Requirements ▸
Reproduce all of the data below without alteration; exclude every picture.

Records contained in a dataset ▸
*-*-*

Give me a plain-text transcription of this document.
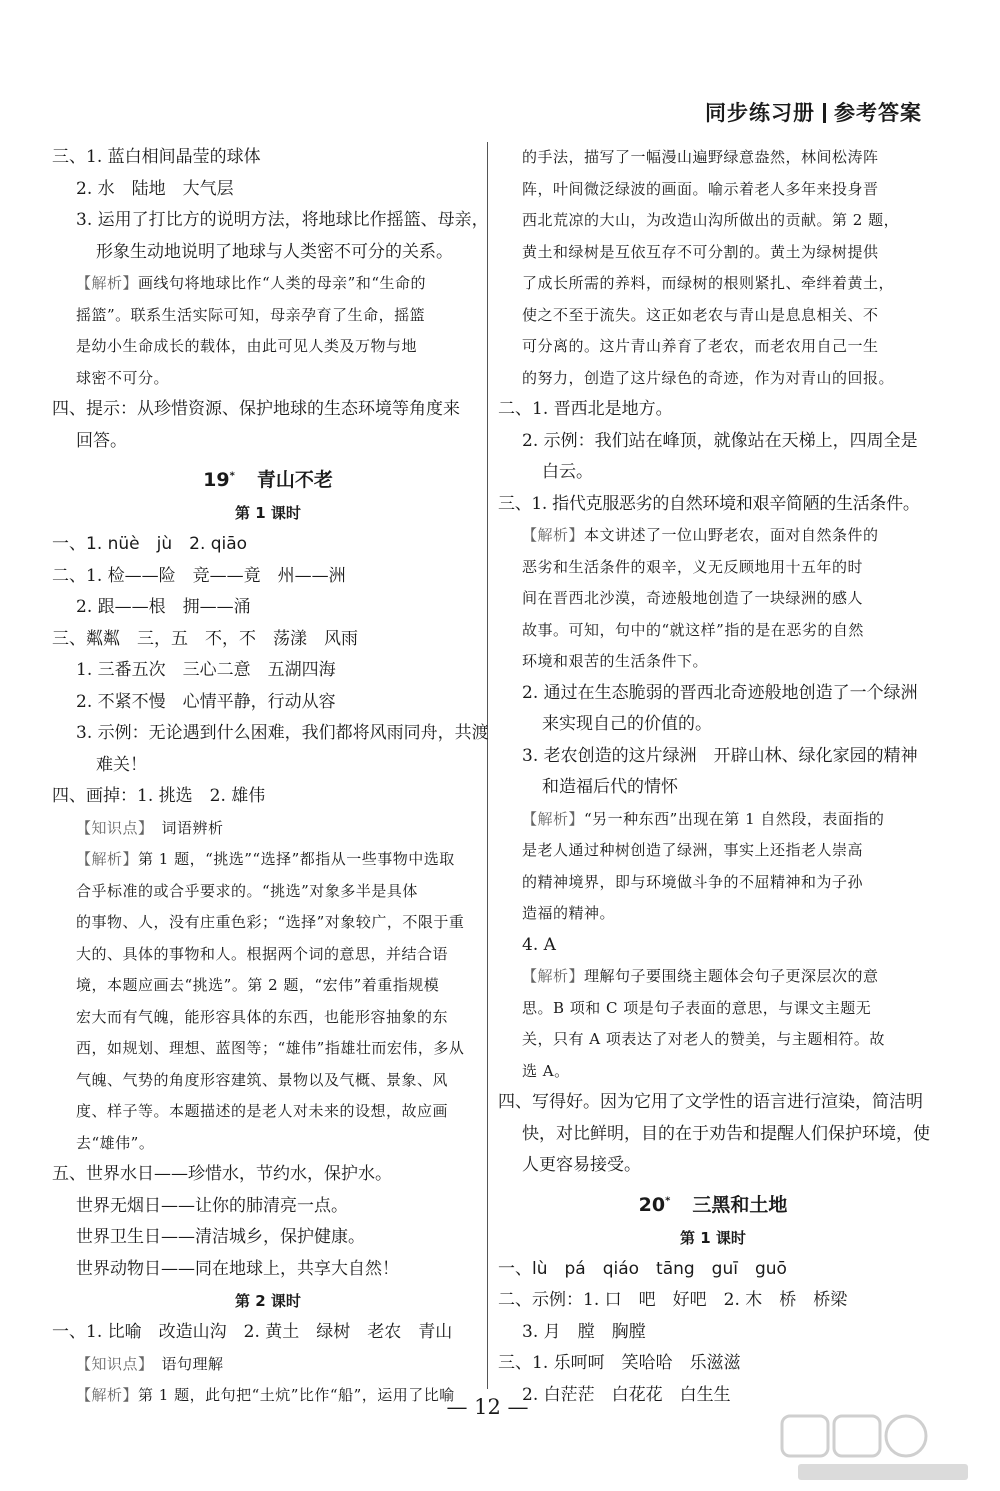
同步练习册 参考答案
三、1. 蓝白相间晶莹的球体
2. 水　陆地　大气层
3. 运用了打比方的说明方法，将地球比作摇篮、母亲，
形象生动地说明了地球与人类密不可分的关系。
【解析】画线句将地球比作“人类的母亲”和“生命的
摇篮”。联系生活实际可知，母亲孕育了生命，摇篮
是幼小生命成长的载体，由此可见人类及万物与地
球密不可分。
四、提示：从珍惜资源、保护地球的生态环境等角度来
回答。
19* 青山不老
第 1 课时
一、1. nüè　jù　2. qiāo
二、1. 检——险　竞——竟　州——洲
2. 跟——根　拥——涌
三、粼粼　三，五　不，不　荡漾　风雨
1. 三番五次　三心二意　五湖四海
2. 不紧不慢　心情平静，行动从容
3. 示例：无论遇到什么困难，我们都将风雨同舟，共渡
难关！
四、画掉：1. 挑选　2. 雄伟
【知识点】　词语辨析
【解析】第 1 题，“挑选”“选择”都指从一些事物中选取
合乎标准的或合乎要求的。“挑选”对象多半是具体
的事物、人，没有庄重色彩；“选择”对象较广，不限于重
大的、具体的事物和人。根据两个词的意思，并结合语
境，本题应画去“挑选”。第 2 题，“宏伟”着重指规模
宏大而有气魄，能形容具体的东西，也能形容抽象的东
西，如规划、理想、蓝图等；“雄伟”指雄壮而宏伟，多从
气魄、气势的角度形容建筑、景物以及气概、景象、风
度、样子等。本题描述的是老人对未来的设想，故应画
去“雄伟”。
五、世界水日——珍惜水，节约水，保护水。
世界无烟日——让你的肺清亮一点。
世界卫生日——清洁城乡，保护健康。
世界动物日——同在地球上，共享大自然！
第 2 课时
一、1. 比喻　改造山沟　2. 黄土　绿树　老农　青山
【知识点】　语句理解
【解析】第 1 题，此句把“土炕”比作“船”，运用了比喻
的手法，描写了一幅漫山遍野绿意盎然，林间松涛阵
阵，叶间微泛绿波的画面。喻示着老人多年来投身晋
西北荒凉的大山，为改造山沟所做出的贡献。第 2 题，
黄土和绿树是互依互存不可分割的。黄土为绿树提供
了成长所需的养料，而绿树的根则紧扎、牵绊着黄土，
使之不至于流失。这正如老农与青山是息息相关、不
可分离的。这片青山养育了老农，而老农用自己一生
的努力，创造了这片绿色的奇迹，作为对青山的回报。
二、1. 晋西北是地方。
2. 示例：我们站在峰顶，就像站在天梯上，四周全是
白云。
三、1. 指代克服恶劣的自然环境和艰辛简陋的生活条件。
【解析】本文讲述了一位山野老农，面对自然条件的
恶劣和生活条件的艰辛，义无反顾地用十五年的时
间在晋西北沙漠，奇迹般地创造了一块绿洲的感人
故事。可知，句中的“就这样”指的是在恶劣的自然
环境和艰苦的生活条件下。
2. 通过在生态脆弱的晋西北奇迹般地创造了一个绿洲
来实现自己的价值的。
3. 老农创造的这片绿洲　开辟山林、绿化家园的精神
和造福后代的情怀
【解析】“另一种东西”出现在第 1 自然段，表面指的
是老人通过种树创造了绿洲，事实上还指老人崇高
的精神境界，即与环境做斗争的不屈精神和为子孙
造福的精神。
4. A
【解析】理解句子要围绕主题体会句子更深层次的意
思。B 项和 C 项是句子表面的意思，与课文主题无
关，只有 A 项表达了对老人的赞美，与主题相符。故
选 A。
四、写得好。因为它用了文学性的语言进行渲染，简洁明
快，对比鲜明，目的在于劝告和提醒人们保护环境，使
人更容易接受。
20* 三黑和土地
第 1 课时
一、lù　pá　qiáo　tāng　guī　guō
二、示例：1. 口　吧　好吧　2. 木　桥　桥梁
3. 月　膛　胸膛
三、1. 乐呵呵　笑哈哈　乐滋滋
2. 白茫茫　白花花　白生生
— 12 —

*-*-*

The reply ▸
Give me a plain-text transcription of this document.
同步练习册 参考答案
三、1. 蓝白相间晶莹的球体
2. 水　陆地　大气层
3. 运用了打比方的说明方法，将地球比作摇篮、母亲，
形象生动地说明了地球与人类密不可分的关系。
【解析】画线句将地球比作“人类的母亲”和“生命的
摇篮”。联系生活实际可知，母亲孕育了生命，摇篮
是幼小生命成长的载体，由此可见人类及万物与地
球密不可分。
四、提示：从珍惜资源、保护地球的生态环境等角度来
回答。
19* 青山不老
第 1 课时
一、1. nüè　jù　2. qiāo
二、1. 检——险　竞——竟　州——洲
2. 跟——根　拥——涌
三、粼粼　三，五　不，不　荡漾　风雨
1. 三番五次　三心二意　五湖四海
2. 不紧不慢　心情平静，行动从容
3. 示例：无论遇到什么困难，我们都将风雨同舟，共渡
难关！
四、画掉：1. 挑选　2. 雄伟
【知识点】　词语辨析
【解析】第 1 题，“挑选”“选择”都指从一些事物中选取
合乎标准的或合乎要求的。“挑选”对象多半是具体
的事物、人，没有庄重色彩；“选择”对象较广，不限于重
大的、具体的事物和人。根据两个词的意思，并结合语
境，本题应画去“挑选”。第 2 题，“宏伟”着重指规模
宏大而有气魄，能形容具体的东西，也能形容抽象的东
西，如规划、理想、蓝图等；“雄伟”指雄壮而宏伟，多从
气魄、气势的角度形容建筑、景物以及气概、景象、风
度、样子等。本题描述的是老人对未来的设想，故应画
去“雄伟”。
五、世界水日——珍惜水，节约水，保护水。
世界无烟日——让你的肺清亮一点。
世界卫生日——清洁城乡，保护健康。
世界动物日——同在地球上，共享大自然！
第 2 课时
一、1. 比喻　改造山沟　2. 黄土　绿树　老农　青山
【知识点】　语句理解
【解析】第 1 题，此句把“土炕”比作“船”，运用了比喻
的手法，描写了一幅漫山遍野绿意盎然，林间松涛阵
阵，叶间微泛绿波的画面。喻示着老人多年来投身晋
西北荒凉的大山，为改造山沟所做出的贡献。第 2 题，
黄土和绿树是互依互存不可分割的。黄土为绿树提供
了成长所需的养料，而绿树的根则紧扎、牵绊着黄土，
使之不至于流失。这正如老农与青山是息息相关、不
可分离的。这片青山养育了老农，而老农用自己一生
的努力，创造了这片绿色的奇迹，作为对青山的回报。
二、1. 晋西北是地方。
2. 示例：我们站在峰顶，就像站在天梯上，四周全是
白云。
三、1. 指代克服恶劣的自然环境和艰辛简陋的生活条件。
【解析】本文讲述了一位山野老农，面对自然条件的
恶劣和生活条件的艰辛，义无反顾地用十五年的时
间在晋西北沙漠，奇迹般地创造了一块绿洲的感人
故事。可知，句中的“就这样”指的是在恶劣的自然
环境和艰苦的生活条件下。
2. 通过在生态脆弱的晋西北奇迹般地创造了一个绿洲
来实现自己的价值的。
3. 老农创造的这片绿洲　开辟山林、绿化家园的精神
和造福后代的情怀
【解析】“另一种东西”出现在第 1 自然段，表面指的
是老人通过种树创造了绿洲，事实上还指老人崇高
的精神境界，即与环境做斗争的不屈精神和为子孙
造福的精神。
4. A
【解析】理解句子要围绕主题体会句子更深层次的意
思。B 项和 C 项是句子表面的意思，与课文主题无
关，只有 A 项表达了对老人的赞美，与主题相符。故
选 A。
四、写得好。因为它用了文学性的语言进行渲染，简洁明
快，对比鲜明，目的在于劝告和提醒人们保护环境，使
人更容易接受。
20* 三黑和土地
第 1 课时
一、lù　pá　qiáo　tāng　guī　guō
二、示例：1. 口　吧　好吧　2. 木　桥　桥梁
3. 月　膛　胸膛
三、1. 乐呵呵　笑哈哈　乐滋滋
2. 白茫茫　白花花　白生生
— 12 —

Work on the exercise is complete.